## Set task
Go through the listing and return every line with "espacios" in it.

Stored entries
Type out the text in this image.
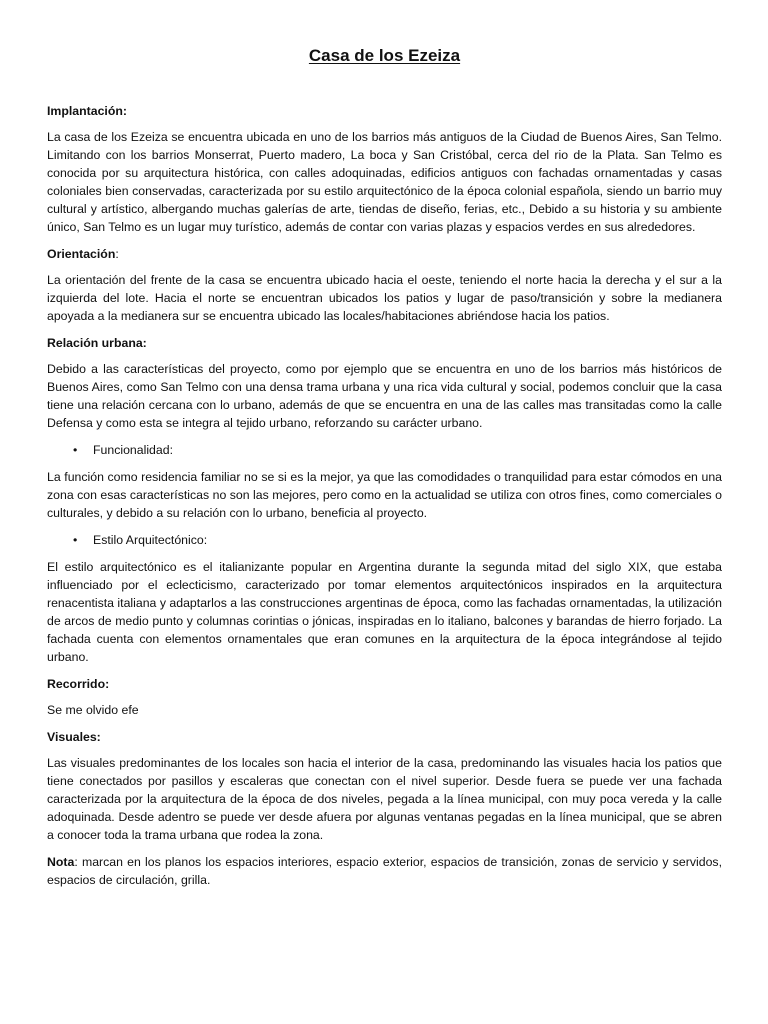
Casa de los Ezeiza
Implantación:

La casa de los Ezeiza se encuentra ubicada en uno de los barrios más antiguos de la Ciudad de Buenos Aires, San Telmo. Limitando con los barrios Monserrat, Puerto madero, La boca y San Cristóbal, cerca del rio de la Plata. San Telmo es conocida por su arquitectura histórica, con calles adoquinadas, edificios antiguos con fachadas ornamentadas y casas coloniales bien conservadas, caracterizada por su estilo arquitectónico de la época colonial española, siendo un barrio muy cultural y artístico, albergando muchas galerías de arte, tiendas de diseño, ferias, etc., Debido a su historia y su ambiente único, San Telmo es un lugar muy turístico, además de contar con varias plazas y espacios verdes en sus alrededores.

Orientación:

La orientación del frente de la casa se encuentra ubicado hacia el oeste, teniendo el norte hacia la derecha y el sur a la izquierda del lote. Hacia el norte se encuentran ubicados los patios y lugar de paso/transición y sobre la medianera apoyada a la medianera sur se encuentra ubicado las locales/habitaciones abriéndose hacia los patios.

Relación urbana:

Debido a las características del proyecto, como por ejemplo que se encuentra en uno de los barrios más históricos de Buenos Aires, como San Telmo con una densa trama urbana y una rica vida cultural y social, podemos concluir que la casa tiene una relación cercana con lo urbano, además de que se encuentra en una de las calles mas transitadas como la calle Defensa y como esta se integra al tejido urbano, reforzando su carácter urbano.

• Funcionalidad:

La función como residencia familiar no se si es la mejor, ya que las comodidades o tranquilidad para estar cómodos en una zona con esas características no son las mejores, pero como en la actualidad se utiliza con otros fines, como comerciales o culturales, y debido a su relación con lo urbano, beneficia al proyecto.

• Estilo Arquitectónico:

El estilo arquitectónico es el italianizante popular en Argentina durante la segunda mitad del siglo XIX, que estaba influenciado por el eclecticismo, caracterizado por tomar elementos arquitectónicos inspirados en la arquitectura renacentista italiana y adaptarlos a las construcciones argentinas de época, como las fachadas ornamentadas, la utilización de arcos de medio punto y columnas corintias o jónicas, inspiradas en lo italiano, balcones y barandas de hierro forjado. La fachada cuenta con elementos ornamentales que eran comunes en la arquitectura de la época integrándose al tejido urbano.

Recorrido:

Se me olvido efe

Visuales:

Las visuales predominantes de los locales son hacia el interior de la casa, predominando las visuales hacia los patios que tiene conectados por pasillos y escaleras que conectan con el nivel superior. Desde fuera se puede ver una fachada caracterizada por la arquitectura de la época de dos niveles, pegada a la línea municipal, con muy poca vereda y la calle adoquinada. Desde adentro se puede ver desde afuera por algunas ventanas pegadas en la línea municipal, que se abren a conocer toda la trama urbana que rodea la zona.

Nota: marcan en los planos los espacios interiores, espacio exterior, espacios de transición, zonas de servicio y servidos, espacios de circulación, grilla.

## Answer to the task
La casa de los Ezeiza se encuentra ubicada en uno de los barrios más antiguos de la Ciudad de Buenos Aires, San Telmo. Limitando con los barrios Monserrat, Puerto madero, La boca y San Cristóbal, cerca del rio de la Plata. San Telmo es conocida por su arquitectura histórica, con calles adoquinadas, edificios antiguos con fachadas ornamentadas y casas coloniales bien conservadas, caracterizada por su estilo arquitectónico de la época colonial española, siendo un barrio muy cultural y artístico, albergando muchas galerías de arte, tiendas de diseño, ferias, etc., Debido a su historia y su ambiente único, San Telmo es un lugar muy turístico, además de contar con varias plazas y espacios verdes en sus alrededores.
Nota: marcan en los planos los espacios interiores, espacio exterior, espacios de transición, zonas de servicio y servidos, espacios de circulación, grilla.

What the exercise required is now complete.